_Your instructions_: Transcribe the material in full. Nothing should differ except that the pictures are left out.

[Data records]
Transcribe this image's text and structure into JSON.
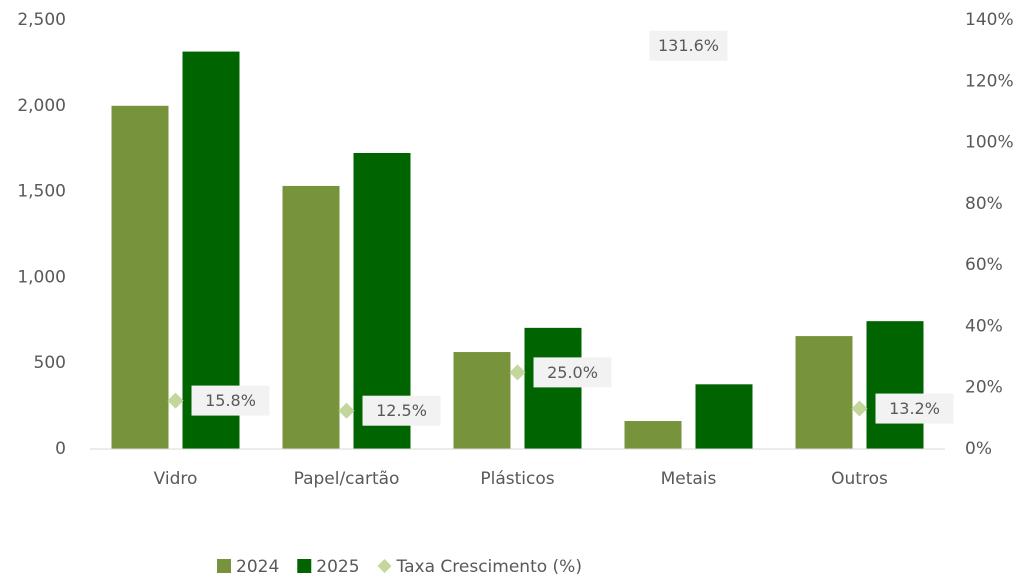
{
  "chart_data": {
    "type": "bar",
    "categories": [
      "Vidro",
      "Papel/cartão",
      "Plásticos",
      "Metais",
      "Outros"
    ],
    "series": [
      {
        "name": "2024",
        "color": "#77933c",
        "values": [
          2000,
          1533,
          565,
          163,
          658
        ]
      },
      {
        "name": "2025",
        "color": "#006400",
        "values": [
          2316,
          1725,
          706,
          377,
          745
        ]
      },
      {
        "name": "Taxa Crescimento (%)",
        "color": "#c3d69b",
        "axis": "y2",
        "type": "scatter",
        "values": [
          15.8,
          12.5,
          25.0,
          131.6,
          13.2
        ],
        "value_labels": [
          "15.8%",
          "12.5%",
          "25.0%",
          "131.6%",
          "13.2%"
        ]
      }
    ],
    "ylim": [
      0,
      2500
    ],
    "yticks": [
      0,
      500,
      {
        "value": 1000,
        "label": "1,000"
      },
      {
        "value": 1500,
        "label": "1,500"
      },
      {
        "value": 2000,
        "label": "2,000"
      },
      {
        "value": 2500,
        "label": "2,500"
      }
    ],
    "y2lim": [
      0,
      140
    ],
    "y2ticks": [
      {
        "value": 0,
        "label": "0%"
      },
      {
        "value": 20,
        "label": "20%"
      },
      {
        "value": 40,
        "label": "40%"
      },
      {
        "value": 60,
        "label": "60%"
      },
      {
        "value": 80,
        "label": "80%"
      },
      {
        "value": 100,
        "label": "100%"
      },
      {
        "value": 120,
        "label": "120%"
      },
      {
        "value": 140,
        "label": "140%"
      }
    ],
    "legend": "bottom"
  }
}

_Exercise solution_:
Transcribe this image's text and structure into JSON.
{
  "chart_data": {
    "type": "bar",
    "categories": [
      "Vidro",
      "Papel/cartão",
      "Plásticos",
      "Metais",
      "Outros"
    ],
    "series": [
      {
        "name": "2024",
        "color": "#77933c",
        "values": [
          2000,
          1533,
          565,
          163,
          658
        ]
      },
      {
        "name": "2025",
        "color": "#006400",
        "values": [
          2316,
          1725,
          706,
          377,
          745
        ]
      },
      {
        "name": "Taxa Crescimento (%)",
        "color": "#c3d69b",
        "axis": "y2",
        "type": "scatter",
        "values": [
          15.8,
          12.5,
          25.0,
          131.6,
          13.2
        ],
        "value_labels": [
          "15.8%",
          "12.5%",
          "25.0%",
          "131.6%",
          "13.2%"
        ]
      }
    ],
    "ylim": [
      0,
      2500
    ],
    "yticks": [
      0,
      500,
      {
        "value": 1000,
        "label": "1,000"
      },
      {
        "value": 1500,
        "label": "1,500"
      },
      {
        "value": 2000,
        "label": "2,000"
      },
      {
        "value": 2500,
        "label": "2,500"
      }
    ],
    "y2lim": [
      0,
      140
    ],
    "y2ticks": [
      {
        "value": 0,
        "label": "0%"
      },
      {
        "value": 20,
        "label": "20%"
      },
      {
        "value": 40,
        "label": "40%"
      },
      {
        "value": 60,
        "label": "60%"
      },
      {
        "value": 80,
        "label": "80%"
      },
      {
        "value": 100,
        "label": "100%"
      },
      {
        "value": 120,
        "label": "120%"
      },
      {
        "value": 140,
        "label": "140%"
      }
    ],
    "legend": "bottom"
  }
}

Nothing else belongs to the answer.